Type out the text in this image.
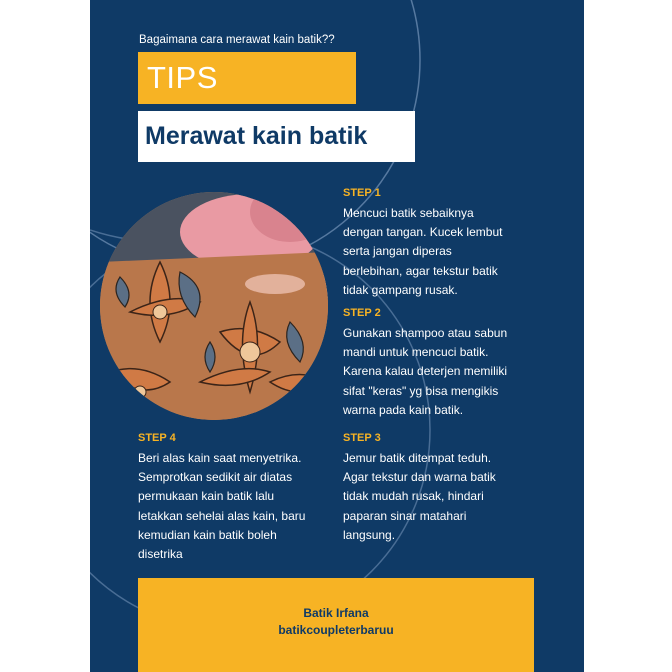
Bagaimana cara merawat kain batik??
TIPS
Merawat kain batik
STEP 1
Mencuci batik sebaiknya
dengan tangan. Kucek lembut
serta jangan diperas
berlebihan, agar tekstur batik
tidak gampang rusak.
STEP 2
Gunakan shampoo atau sabun
mandi untuk mencuci batik.
Karena kalau deterjen memiliki
sifat "keras" yg bisa mengikis
warna pada kain batik.
STEP 3
Jemur batik ditempat teduh.
Agar tekstur dan warna batik
tidak mudah rusak, hindari
paparan sinar matahari
langsung.
STEP 4
Beri alas kain saat menyetrika.
Semprotkan sedikit air diatas
permukaan kain batik lalu
letakkan sehelai alas kain, baru
kemudian kain batik boleh
disetrika
Batik Irfana
batikcoupleterbaruu
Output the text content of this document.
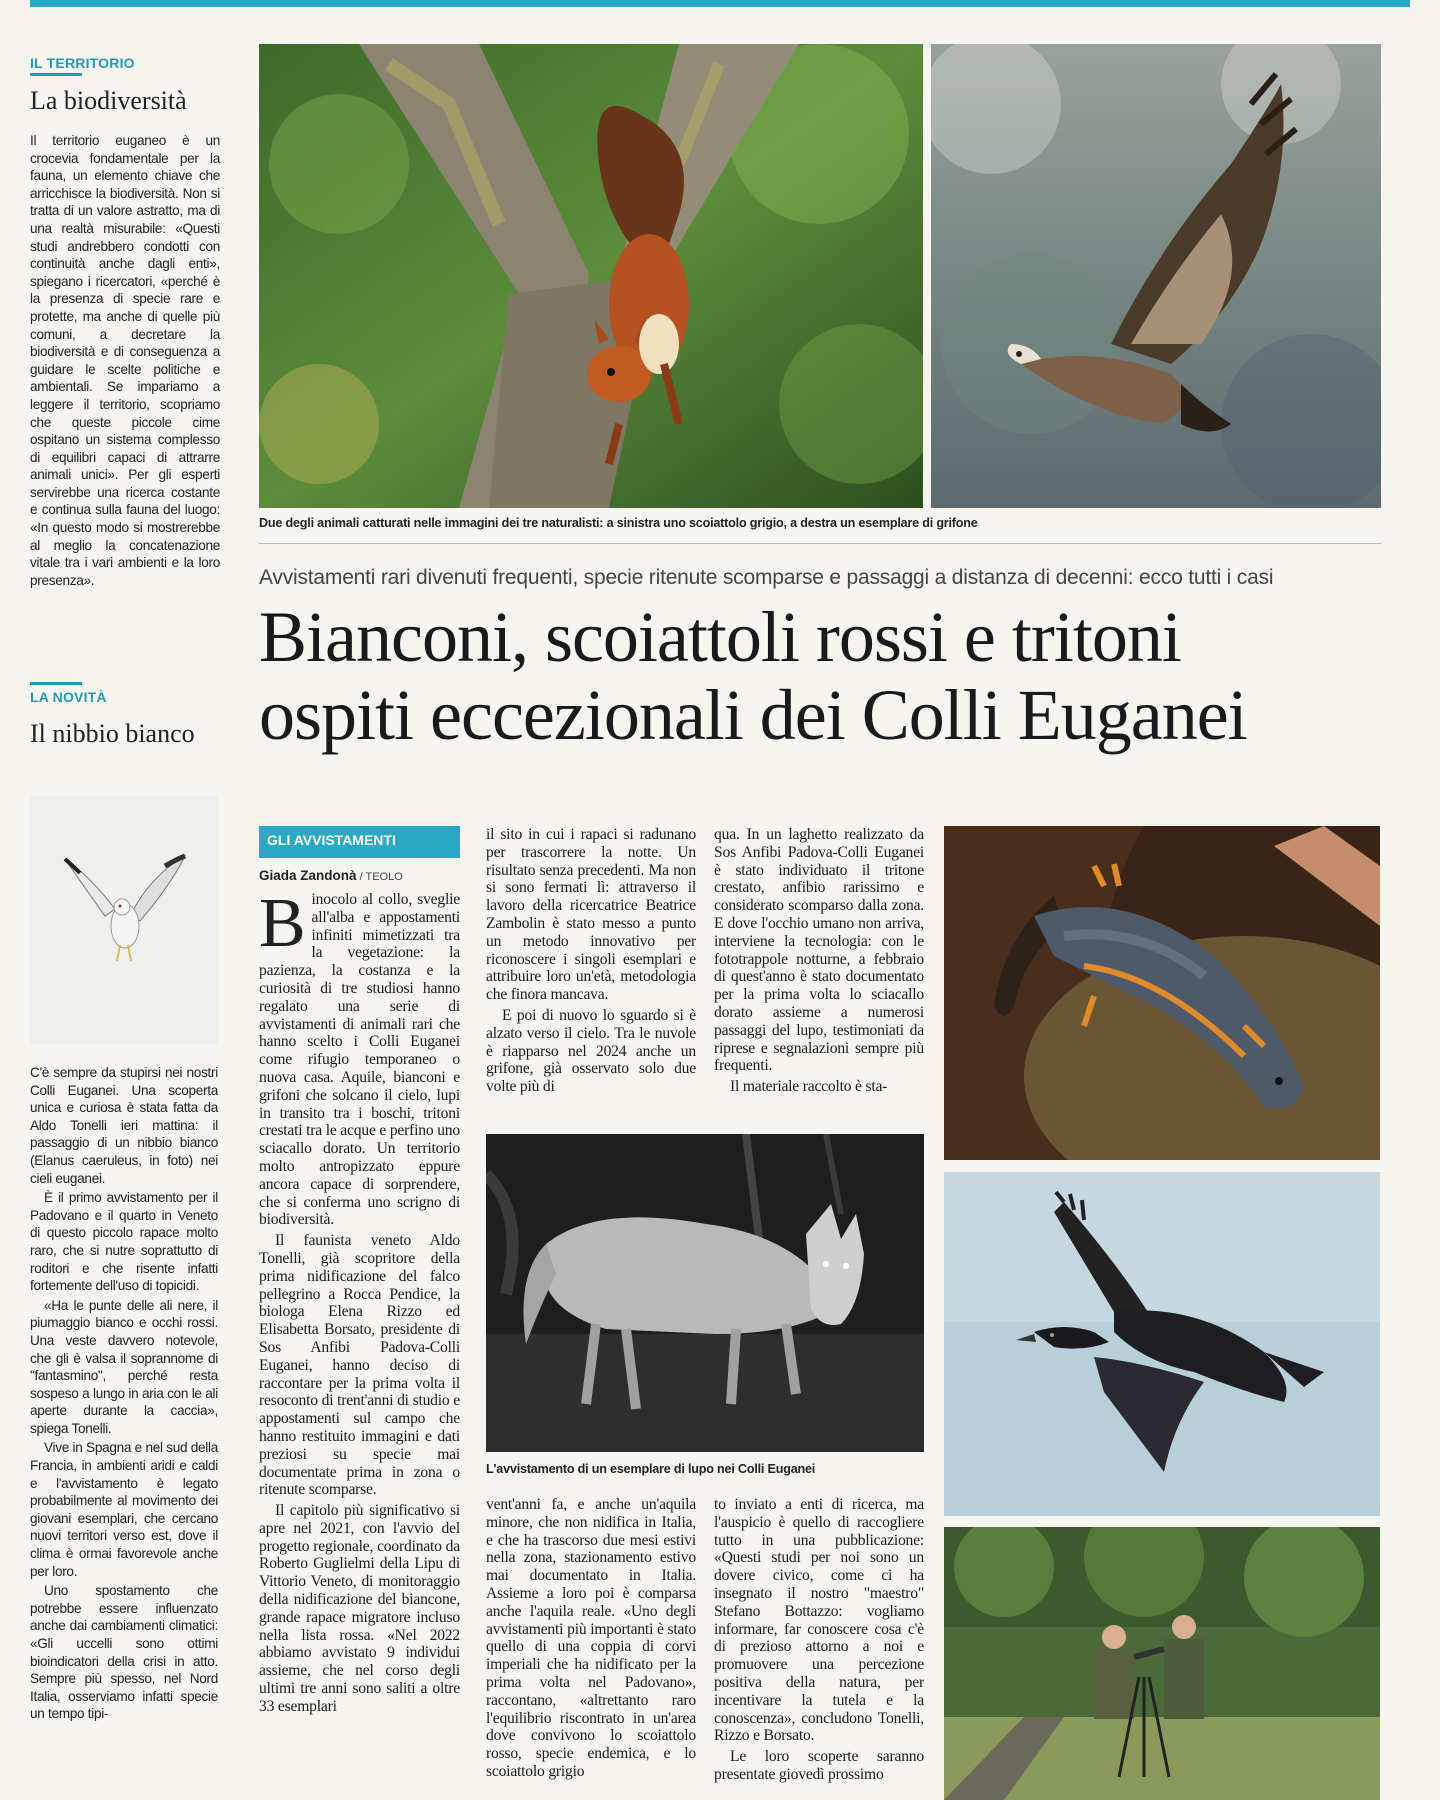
IL TERRITORIO
La biodiversità
Il territorio euganeo è un crocevia fondamentale per la fauna, un elemento chiave che arricchisce la biodiversità. Non si tratta di un valore astratto, ma di una realtà misurabile: «Questi studi andrebbero condotti con continuità anche dagli enti», spiegano i ricercatori, «perché è la presenza di specie rare e protette, ma anche di quelle più comuni, a decretare la biodiversità e di conseguenza a guidare le scelte politiche e ambientali. Se impariamo a leggere il territorio, scopriamo che queste piccole cime ospitano un sistema complesso di equilibri capaci di attrarre animali unici». Per gli esperti servirebbe una ricerca costante e continua sulla fauna del luogo: «In questo modo si mostrerebbe al meglio la concatenazione vitale tra i vari ambienti e la loro presenza».
LA NOVITÀ
Il nibbio bianco

C'è sempre da stupirsi nei nostri Colli Euganei. Una scoperta unica e curiosa è stata fatta da Aldo Tonelli ieri mattina: il passaggio di un nibbio bianco (Elanus caeruleus, in foto) nei cieli euganei.

È il primo avvistamento per il Padovano e il quarto in Veneto di questo piccolo rapace molto raro, che si nutre soprattutto di roditori e che risente infatti fortemente dell'uso di topicidi.

«Ha le punte delle ali nere, il piumaggio bianco e occhi rossi. Una veste davvero notevole, che gli è valsa il soprannome di "fantasmino", perché resta sospeso a lungo in aria con le ali aperte durante la caccia», spiega Tonelli.

Vive in Spagna e nel sud della Francia, in ambienti aridi e caldi e l'avvistamento è legato probabilmente al movimento dei giovani esemplari, che cercano nuovi territori verso est, dove il clima è ormai favorevole anche per loro.

Uno spostamento che potrebbe essere influenzato anche dai cambiamenti climatici: «Gli uccelli sono ottimi bioindicatori della crisi in atto. Sempre più spesso, nel Nord Italia, osserviamo infatti specie un tempo tipi-

Due degli animali catturati nelle immagini dei tre naturalisti: a sinistra uno scoiattolo grigio, a destra un esemplare di grifone
Avvistamenti rari divenuti frequenti, specie ritenute scomparse e passaggi a distanza di decenni: ecco tutti i casi
Bianconi, scoiattoli rossi e tritoni
ospiti eccezionali dei Colli Euganei
GLI AVVISTAMENTI
Giada Zandonà / TEOLO

Binocolo al collo, sveglie all'alba e appostamenti infiniti mimetizzati tra la vegetazione: la pazienza, la costanza e la curiosità di tre studiosi hanno regalato una serie di avvistamenti di animali rari che hanno scelto i Colli Euganei come rifugio temporaneo o nuova casa. Aquile, bianconi e grifoni che solcano il cielo, lupi in transito tra i boschi, tritoni crestati tra le acque e perfino uno sciacallo dorato. Un territorio molto antropizzato eppure ancora capace di sorprendere, che si conferma uno scrigno di biodiversità.

Il faunista veneto Aldo Tonelli, già scopritore della prima nidificazione del falco pellegrino a Rocca Pendice, la biologa Elena Rizzo ed Elisabetta Borsato, presidente di Sos Anfibi Padova-Colli Euganei, hanno deciso di raccontare per la prima volta il resoconto di trent'anni di studio e appostamenti sul campo che hanno restituito immagini e dati preziosi su specie mai documentate prima in zona o ritenute scomparse.

Il capitolo più significativo si apre nel 2021, con l'avvio del progetto regionale, coordinato da Roberto Guglielmi della Lipu di Vittorio Veneto, di monitoraggio della nidificazione del biancone, grande rapace migratore incluso nella lista rossa. «Nel 2022 abbiamo avvistato 9 individui assieme, che nel corso degli ultimi tre anni sono saliti a oltre 33 esemplari

il sito in cui i rapaci si radunano per trascorrere la notte. Un risultato senza precedenti. Ma non si sono fermati lì: attraverso il lavoro della ricercatrice Beatrice Zambolin è stato messo a punto un metodo innovativo per riconoscere i singoli esemplari e attribuire loro un'età, metodologia che finora mancava.

E poi di nuovo lo sguardo si è alzato verso il cielo. Tra le nuvole è riapparso nel 2024 anche un grifone, già osservato solo due volte più di

qua. In un laghetto realizzato da Sos Anfibi Padova-Colli Euganei è stato individuato il tritone crestato, anfibio rarissimo e considerato scomparso dalla zona. E dove l'occhio umano non arriva, interviene la tecnologia: con le fototrappole notturne, a febbraio di quest'anno è stato documentato per la prima volta lo sciacallo dorato assieme a numerosi passaggi del lupo, testimoniati da riprese e segnalazioni sempre più frequenti.

Il materiale raccolto è sta-

L'avvistamento di un esemplare di lupo nei Colli Euganei

vent'anni fa, e anche un'aquila minore, che non nidifica in Italia, e che ha trascorso due mesi estivi nella zona, stazionamento estivo mai documentato in Italia. Assieme a loro poi è comparsa anche l'aquila reale. «Uno degli avvistamenti più importanti è stato quello di una coppia di corvi imperiali che ha nidificato per la prima volta nel Padovano», raccontano, «altrettanto raro l'equilibrio riscontrato in un'area dove convivono lo scoiattolo rosso, specie endemica, e lo scoiattolo grigio

to inviato a enti di ricerca, ma l'auspicio è quello di raccogliere tutto in una pubblicazione: «Questi studi per noi sono un dovere civico, come ci ha insegnato il nostro "maestro" Stefano Bottazzo: vogliamo informare, far conoscere cosa c'è di prezioso attorno a noi e promuovere una percezione positiva della natura, per incentivare la tutela e la conoscenza», concludono Tonelli, Rizzo e Borsato.

Le loro scoperte saranno presentate giovedì prossimo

§

Reproduce the material above verbatim; omit every picture.

Type out the text in this image.
Bagaimana cara merawat kain batik??
TIPS
Merawat kain batik
STEP 1
Mencuci batik sebaiknya
dengan tangan. Kucek lembut
serta jangan diperas
berlebihan, agar tekstur batik
tidak gampang rusak.
STEP 2
Gunakan shampoo atau sabun
mandi untuk mencuci batik.
Karena kalau deterjen memiliki
sifat "keras" yg bisa mengikis
warna pada kain batik.
STEP 3
Jemur batik ditempat teduh.
Agar tekstur dan warna batik
tidak mudah rusak, hindari
paparan sinar matahari
langsung.
STEP 4
Beri alas kain saat menyetrika.
Semprotkan sedikit air diatas
permukaan kain batik lalu
letakkan sehelai alas kain, baru
kemudian kain batik boleh
disetrika
Batik Irfana
batikcoupleterbaruu
Output the text content of this document.
IL TERRITORIO
La biodiversità
Il territorio euganeo è un crocevia fondamentale per la fauna, un elemento chiave che arricchisce la biodiversità. Non si tratta di un valore astratto, ma di una realtà misurabile: «Questi studi andrebbero condotti con continuità anche dagli enti», spiegano i ricercatori, «perché è la presenza di specie rare e protette, ma anche di quelle più comuni, a decretare la biodiversità e di conseguenza a guidare le scelte politiche e ambientali. Se impariamo a leggere il territorio, scopriamo che queste piccole cime ospitano un sistema complesso di equilibri capaci di attrarre animali unici». Per gli esperti servirebbe una ricerca costante e continua sulla fauna del luogo: «In questo modo si mostrerebbe al meglio la concatenazione vitale tra i vari ambienti e la loro presenza».
LA NOVITÀ
Il nibbio bianco

C'è sempre da stupirsi nei nostri Colli Euganei. Una scoperta unica e curiosa è stata fatta da Aldo Tonelli ieri mattina: il passaggio di un nibbio bianco (Elanus caeruleus, in foto) nei cieli euganei.

È il primo avvistamento per il Padovano e il quarto in Veneto di questo piccolo rapace molto raro, che si nutre soprattutto di roditori e che risente infatti fortemente dell'uso di topicidi.

«Ha le punte delle ali nere, il piumaggio bianco e occhi rossi. Una veste davvero notevole, che gli è valsa il soprannome di "fantasmino", perché resta sospeso a lungo in aria con le ali aperte durante la caccia», spiega Tonelli.

Vive in Spagna e nel sud della Francia, in ambienti aridi e caldi e l'avvistamento è legato probabilmente al movimento dei giovani esemplari, che cercano nuovi territori verso est, dove il clima è ormai favorevole anche per loro.

Uno spostamento che potrebbe essere influenzato anche dai cambiamenti climatici: «Gli uccelli sono ottimi bioindicatori della crisi in atto. Sempre più spesso, nel Nord Italia, osserviamo infatti specie un tempo tipi-

Due degli animali catturati nelle immagini dei tre naturalisti: a sinistra uno scoiattolo grigio, a destra un esemplare di grifone
Avvistamenti rari divenuti frequenti, specie ritenute scomparse e passaggi a distanza di decenni: ecco tutti i casi
Bianconi, scoiattoli rossi e tritoni
ospiti eccezionali dei Colli Euganei
GLI AVVISTAMENTI
Giada Zandonà / TEOLO

Binocolo al collo, sveglie all'alba e appostamenti infiniti mimetizzati tra la vegetazione: la pazienza, la costanza e la curiosità di tre studiosi hanno regalato una serie di avvistamenti di animali rari che hanno scelto i Colli Euganei come rifugio temporaneo o nuova casa. Aquile, bianconi e grifoni che solcano il cielo, lupi in transito tra i boschi, tritoni crestati tra le acque e perfino uno sciacallo dorato. Un territorio molto antropizzato eppure ancora capace di sorprendere, che si conferma uno scrigno di biodiversità.

Il faunista veneto Aldo Tonelli, già scopritore della prima nidificazione del falco pellegrino a Rocca Pendice, la biologa Elena Rizzo ed Elisabetta Borsato, presidente di Sos Anfibi Padova-Colli Euganei, hanno deciso di raccontare per la prima volta il resoconto di trent'anni di studio e appostamenti sul campo che hanno restituito immagini e dati preziosi su specie mai documentate prima in zona o ritenute scomparse.

Il capitolo più significativo si apre nel 2021, con l'avvio del progetto regionale, coordinato da Roberto Guglielmi della Lipu di Vittorio Veneto, di monitoraggio della nidificazione del biancone, grande rapace migratore incluso nella lista rossa. «Nel 2022 abbiamo avvistato 9 individui assieme, che nel corso degli ultimi tre anni sono saliti a oltre 33 esemplari

il sito in cui i rapaci si radunano per trascorrere la notte. Un risultato senza precedenti. Ma non si sono fermati lì: attraverso il lavoro della ricercatrice Beatrice Zambolin è stato messo a punto un metodo innovativo per riconoscere i singoli esemplari e attribuire loro un'età, metodologia che finora mancava.

E poi di nuovo lo sguardo si è alzato verso il cielo. Tra le nuvole è riapparso nel 2024 anche un grifone, già osservato solo due volte più di

qua. In un laghetto realizzato da Sos Anfibi Padova-Colli Euganei è stato individuato il tritone crestato, anfibio rarissimo e considerato scomparso dalla zona. E dove l'occhio umano non arriva, interviene la tecnologia: con le fototrappole notturne, a febbraio di quest'anno è stato documentato per la prima volta lo sciacallo dorato assieme a numerosi passaggi del lupo, testimoniati da riprese e segnalazioni sempre più frequenti.

Il materiale raccolto è sta-

L'avvistamento di un esemplare di lupo nei Colli Euganei

vent'anni fa, e anche un'aquila minore, che non nidifica in Italia, e che ha trascorso due mesi estivi nella zona, stazionamento estivo mai documentato in Italia. Assieme a loro poi è comparsa anche l'aquila reale. «Uno degli avvistamenti più importanti è stato quello di una coppia di corvi imperiali che ha nidificato per la prima volta nel Padovano», raccontano, «altrettanto raro l'equilibrio riscontrato in un'area dove convivono lo scoiattolo rosso, specie endemica, e lo scoiattolo grigio

to inviato a enti di ricerca, ma l'auspicio è quello di raccogliere tutto in una pubblicazione: «Questi studi per noi sono un dovere civico, come ci ha insegnato il nostro "maestro" Stefano Bottazzo: vogliamo informare, far conoscere cosa c'è di prezioso attorno a noi e promuovere una percezione positiva della natura, per incentivare la tutela e la conoscenza», concludono Tonelli, Rizzo e Borsato.

Le loro scoperte saranno presentate giovedì prossimo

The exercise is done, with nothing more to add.